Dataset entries
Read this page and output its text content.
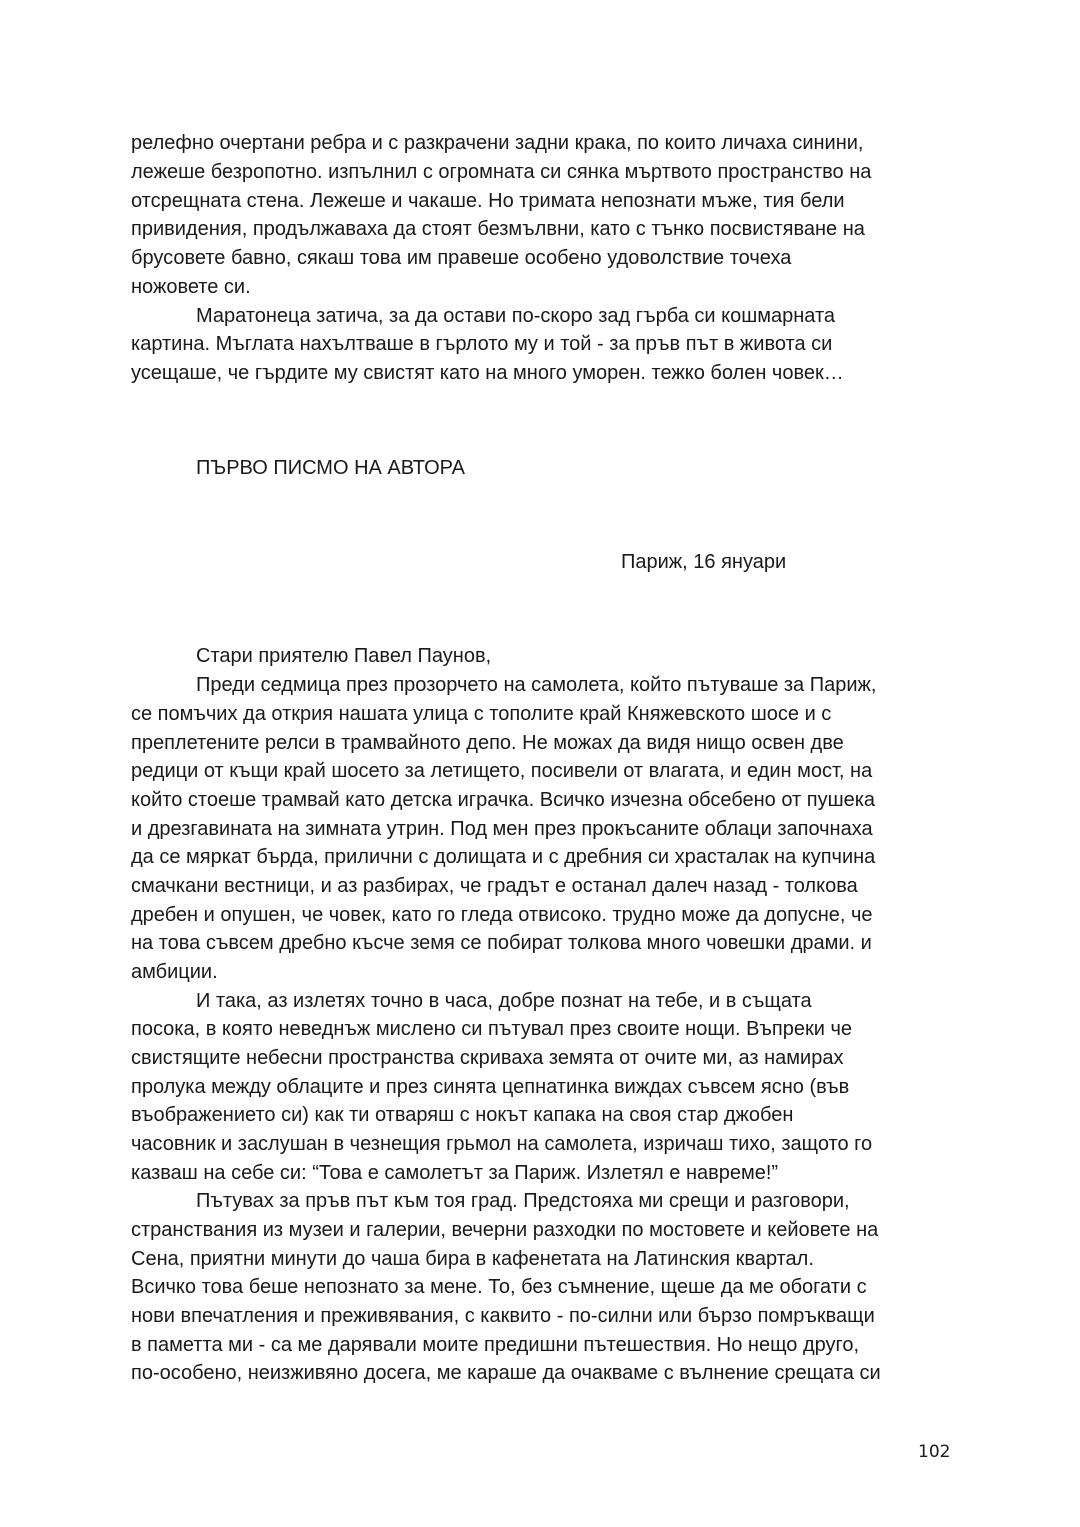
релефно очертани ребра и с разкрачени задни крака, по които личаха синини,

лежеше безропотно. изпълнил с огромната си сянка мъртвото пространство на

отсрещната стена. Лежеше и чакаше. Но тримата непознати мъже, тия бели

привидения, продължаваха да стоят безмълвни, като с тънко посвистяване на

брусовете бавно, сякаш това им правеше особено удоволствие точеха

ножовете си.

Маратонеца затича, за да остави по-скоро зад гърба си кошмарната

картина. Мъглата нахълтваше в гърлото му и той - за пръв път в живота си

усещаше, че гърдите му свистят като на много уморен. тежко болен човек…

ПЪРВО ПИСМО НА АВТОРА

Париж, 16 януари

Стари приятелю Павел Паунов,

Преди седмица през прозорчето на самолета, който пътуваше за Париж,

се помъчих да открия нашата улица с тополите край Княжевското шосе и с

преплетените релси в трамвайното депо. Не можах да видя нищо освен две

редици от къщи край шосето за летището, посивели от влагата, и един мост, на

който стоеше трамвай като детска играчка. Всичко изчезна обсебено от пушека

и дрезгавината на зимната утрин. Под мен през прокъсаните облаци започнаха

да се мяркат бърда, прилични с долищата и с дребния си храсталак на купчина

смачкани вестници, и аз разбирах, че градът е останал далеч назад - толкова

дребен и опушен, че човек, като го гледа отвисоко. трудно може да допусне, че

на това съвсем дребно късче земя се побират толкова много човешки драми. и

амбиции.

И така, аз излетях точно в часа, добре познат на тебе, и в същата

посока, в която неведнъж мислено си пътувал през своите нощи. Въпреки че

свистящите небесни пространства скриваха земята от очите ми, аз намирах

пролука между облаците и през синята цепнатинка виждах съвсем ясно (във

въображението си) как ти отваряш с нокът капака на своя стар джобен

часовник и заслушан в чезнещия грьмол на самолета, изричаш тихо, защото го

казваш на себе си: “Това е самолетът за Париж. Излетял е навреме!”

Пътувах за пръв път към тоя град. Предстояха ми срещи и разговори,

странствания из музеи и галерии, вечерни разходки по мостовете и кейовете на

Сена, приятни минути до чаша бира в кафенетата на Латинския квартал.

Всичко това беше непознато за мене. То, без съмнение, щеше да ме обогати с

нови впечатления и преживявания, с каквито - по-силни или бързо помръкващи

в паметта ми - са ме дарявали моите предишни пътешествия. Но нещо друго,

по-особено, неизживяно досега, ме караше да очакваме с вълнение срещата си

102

_WHAT TO DO_:
Every record must be copied exactly, with the pictures left out.

_REPLY TO THE EXERCISE_:
Read this page and output its text content.
релефно очертани ребра и с разкрачени задни крака, по които личаха синини,

лежеше безропотно. изпълнил с огромната си сянка мъртвото пространство на

отсрещната стена. Лежеше и чакаше. Но тримата непознати мъже, тия бели

привидения, продължаваха да стоят безмълвни, като с тънко посвистяване на

брусовете бавно, сякаш това им правеше особено удоволствие точеха

ножовете си.

Маратонеца затича, за да остави по-скоро зад гърба си кошмарната

картина. Мъглата нахълтваше в гърлото му и той - за пръв път в живота си

усещаше, че гърдите му свистят като на много уморен. тежко болен човек…

ПЪРВО ПИСМО НА АВТОРА

Париж, 16 януари

Стари приятелю Павел Паунов,

Преди седмица през прозорчето на самолета, който пътуваше за Париж,

се помъчих да открия нашата улица с тополите край Княжевското шосе и с

преплетените релси в трамвайното депо. Не можах да видя нищо освен две

редици от къщи край шосето за летището, посивели от влагата, и един мост, на

който стоеше трамвай като детска играчка. Всичко изчезна обсебено от пушека

и дрезгавината на зимната утрин. Под мен през прокъсаните облаци започнаха

да се мяркат бърда, прилични с долищата и с дребния си храсталак на купчина

смачкани вестници, и аз разбирах, че градът е останал далеч назад - толкова

дребен и опушен, че човек, като го гледа отвисоко. трудно може да допусне, че

на това съвсем дребно късче земя се побират толкова много човешки драми. и

амбиции.

И така, аз излетях точно в часа, добре познат на тебе, и в същата

посока, в която неведнъж мислено си пътувал през своите нощи. Въпреки че

свистящите небесни пространства скриваха земята от очите ми, аз намирах

пролука между облаците и през синята цепнатинка виждах съвсем ясно (във

въображението си) как ти отваряш с нокът капака на своя стар джобен

часовник и заслушан в чезнещия грьмол на самолета, изричаш тихо, защото го

казваш на себе си: “Това е самолетът за Париж. Излетял е навреме!”

Пътувах за пръв път към тоя град. Предстояха ми срещи и разговори,

странствания из музеи и галерии, вечерни разходки по мостовете и кейовете на

Сена, приятни минути до чаша бира в кафенетата на Латинския квартал.

Всичко това беше непознато за мене. То, без съмнение, щеше да ме обогати с

нови впечатления и преживявания, с каквито - по-силни или бързо помръкващи

в паметта ми - са ме дарявали моите предишни пътешествия. Но нещо друго,

по-особено, неизживяно досега, ме караше да очакваме с вълнение срещата си

102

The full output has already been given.